— Begin Supplied records —

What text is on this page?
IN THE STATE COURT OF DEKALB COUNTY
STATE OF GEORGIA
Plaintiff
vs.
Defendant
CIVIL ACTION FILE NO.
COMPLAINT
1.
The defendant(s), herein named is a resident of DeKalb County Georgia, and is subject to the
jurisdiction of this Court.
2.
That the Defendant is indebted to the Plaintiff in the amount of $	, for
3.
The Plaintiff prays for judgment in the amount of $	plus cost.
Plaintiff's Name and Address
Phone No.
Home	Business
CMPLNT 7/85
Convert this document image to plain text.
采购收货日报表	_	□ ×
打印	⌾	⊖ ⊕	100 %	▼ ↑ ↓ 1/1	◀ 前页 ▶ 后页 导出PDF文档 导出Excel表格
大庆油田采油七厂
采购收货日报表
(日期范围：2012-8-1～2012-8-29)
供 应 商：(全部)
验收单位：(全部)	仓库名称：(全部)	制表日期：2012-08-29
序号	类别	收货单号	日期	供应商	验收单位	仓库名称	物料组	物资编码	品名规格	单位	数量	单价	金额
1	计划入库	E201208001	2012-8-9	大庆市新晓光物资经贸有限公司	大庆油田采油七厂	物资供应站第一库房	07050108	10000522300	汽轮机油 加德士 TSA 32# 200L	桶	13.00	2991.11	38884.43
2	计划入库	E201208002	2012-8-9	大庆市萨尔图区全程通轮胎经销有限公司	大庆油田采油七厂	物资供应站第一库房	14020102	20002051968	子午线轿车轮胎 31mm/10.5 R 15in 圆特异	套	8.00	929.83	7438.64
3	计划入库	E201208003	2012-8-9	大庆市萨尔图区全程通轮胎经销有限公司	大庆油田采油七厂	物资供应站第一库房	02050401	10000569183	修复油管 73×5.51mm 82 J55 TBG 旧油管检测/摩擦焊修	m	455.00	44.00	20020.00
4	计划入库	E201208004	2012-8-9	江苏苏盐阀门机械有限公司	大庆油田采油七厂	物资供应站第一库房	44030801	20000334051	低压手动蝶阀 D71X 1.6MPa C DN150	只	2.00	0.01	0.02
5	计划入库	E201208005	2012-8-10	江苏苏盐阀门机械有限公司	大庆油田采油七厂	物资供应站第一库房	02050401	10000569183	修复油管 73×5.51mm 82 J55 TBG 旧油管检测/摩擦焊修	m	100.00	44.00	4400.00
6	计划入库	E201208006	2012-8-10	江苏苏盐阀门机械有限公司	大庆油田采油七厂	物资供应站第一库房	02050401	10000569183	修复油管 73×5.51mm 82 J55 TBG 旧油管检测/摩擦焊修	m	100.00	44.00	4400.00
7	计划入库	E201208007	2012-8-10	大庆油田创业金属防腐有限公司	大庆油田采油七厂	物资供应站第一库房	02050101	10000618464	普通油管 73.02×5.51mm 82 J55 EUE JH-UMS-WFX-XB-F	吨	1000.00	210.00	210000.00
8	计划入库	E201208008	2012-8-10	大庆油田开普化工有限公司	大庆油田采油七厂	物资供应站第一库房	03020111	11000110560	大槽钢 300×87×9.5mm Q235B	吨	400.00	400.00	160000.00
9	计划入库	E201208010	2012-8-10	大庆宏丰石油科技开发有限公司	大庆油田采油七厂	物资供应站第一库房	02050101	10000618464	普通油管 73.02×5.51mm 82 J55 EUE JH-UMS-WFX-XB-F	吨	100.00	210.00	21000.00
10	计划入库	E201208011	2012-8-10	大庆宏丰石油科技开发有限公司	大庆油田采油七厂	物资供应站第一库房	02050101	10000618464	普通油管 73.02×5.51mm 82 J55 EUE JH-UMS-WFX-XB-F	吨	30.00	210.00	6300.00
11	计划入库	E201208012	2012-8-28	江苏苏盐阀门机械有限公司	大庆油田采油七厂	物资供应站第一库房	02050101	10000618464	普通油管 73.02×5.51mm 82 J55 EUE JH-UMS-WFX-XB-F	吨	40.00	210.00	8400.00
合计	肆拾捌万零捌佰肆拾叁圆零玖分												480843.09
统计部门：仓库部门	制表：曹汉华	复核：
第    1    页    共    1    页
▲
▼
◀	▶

— End Supplied records —

■ Problem to work on ■
From the records above, extract every entry exactly as given.

■ Finished task ■
What text is on this page?
IN THE STATE COURT OF DEKALB COUNTY
STATE OF GEORGIA
Plaintiff
vs.
Defendant
CIVIL ACTION FILE NO.
COMPLAINT
1.
The defendant(s), herein named is a resident of DeKalb County Georgia, and is subject to the
jurisdiction of this Court.
2.
That the Defendant is indebted to the Plaintiff in the amount of $	, for
3.
The Plaintiff prays for judgment in the amount of $	plus cost.
Plaintiff's Name and Address
Phone No.
Home	Business
CMPLNT 7/85
Convert this document image to plain text.
采购收货日报表	_	□ ×
打印	⌾	⊖ ⊕	100 %	▼ ↑ ↓ 1/1	◀ 前页 ▶ 后页 导出PDF文档 导出Excel表格
大庆油田采油七厂
采购收货日报表
(日期范围：2012-8-1～2012-8-29)
供 应 商：(全部)
验收单位：(全部)	仓库名称：(全部)	制表日期：2012-08-29
序号	类别	收货单号	日期	供应商	验收单位	仓库名称	物料组	物资编码	品名规格	单位	数量	单价	金额
1	计划入库	E201208001	2012-8-9	大庆市新晓光物资经贸有限公司	大庆油田采油七厂	物资供应站第一库房	07050108	10000522300	汽轮机油 加德士 TSA 32# 200L	桶	13.00	2991.11	38884.43
2	计划入库	E201208002	2012-8-9	大庆市萨尔图区全程通轮胎经销有限公司	大庆油田采油七厂	物资供应站第一库房	14020102	20002051968	子午线轿车轮胎 31mm/10.5 R 15in 圆特异	套	8.00	929.83	7438.64
3	计划入库	E201208003	2012-8-9	大庆市萨尔图区全程通轮胎经销有限公司	大庆油田采油七厂	物资供应站第一库房	02050401	10000569183	修复油管 73×5.51mm 82 J55 TBG 旧油管检测/摩擦焊修	m	455.00	44.00	20020.00
4	计划入库	E201208004	2012-8-9	江苏苏盐阀门机械有限公司	大庆油田采油七厂	物资供应站第一库房	44030801	20000334051	低压手动蝶阀 D71X 1.6MPa C DN150	只	2.00	0.01	0.02
5	计划入库	E201208005	2012-8-10	江苏苏盐阀门机械有限公司	大庆油田采油七厂	物资供应站第一库房	02050401	10000569183	修复油管 73×5.51mm 82 J55 TBG 旧油管检测/摩擦焊修	m	100.00	44.00	4400.00
6	计划入库	E201208006	2012-8-10	江苏苏盐阀门机械有限公司	大庆油田采油七厂	物资供应站第一库房	02050401	10000569183	修复油管 73×5.51mm 82 J55 TBG 旧油管检测/摩擦焊修	m	100.00	44.00	4400.00
7	计划入库	E201208007	2012-8-10	大庆油田创业金属防腐有限公司	大庆油田采油七厂	物资供应站第一库房	02050101	10000618464	普通油管 73.02×5.51mm 82 J55 EUE JH-UMS-WFX-XB-F	吨	1000.00	210.00	210000.00
8	计划入库	E201208008	2012-8-10	大庆油田开普化工有限公司	大庆油田采油七厂	物资供应站第一库房	03020111	11000110560	大槽钢 300×87×9.5mm Q235B	吨	400.00	400.00	160000.00
9	计划入库	E201208010	2012-8-10	大庆宏丰石油科技开发有限公司	大庆油田采油七厂	物资供应站第一库房	02050101	10000618464	普通油管 73.02×5.51mm 82 J55 EUE JH-UMS-WFX-XB-F	吨	100.00	210.00	21000.00
10	计划入库	E201208011	2012-8-10	大庆宏丰石油科技开发有限公司	大庆油田采油七厂	物资供应站第一库房	02050101	10000618464	普通油管 73.02×5.51mm 82 J55 EUE JH-UMS-WFX-XB-F	吨	30.00	210.00	6300.00
11	计划入库	E201208012	2012-8-28	江苏苏盐阀门机械有限公司	大庆油田采油七厂	物资供应站第一库房	02050101	10000618464	普通油管 73.02×5.51mm 82 J55 EUE JH-UMS-WFX-XB-F	吨	40.00	210.00	8400.00
合计	肆拾捌万零捌佰肆拾叁圆零玖分												480843.09
统计部门：仓库部门	制表：曹汉华	复核：
第    1    页    共    1    页
▲
▼
◀	▶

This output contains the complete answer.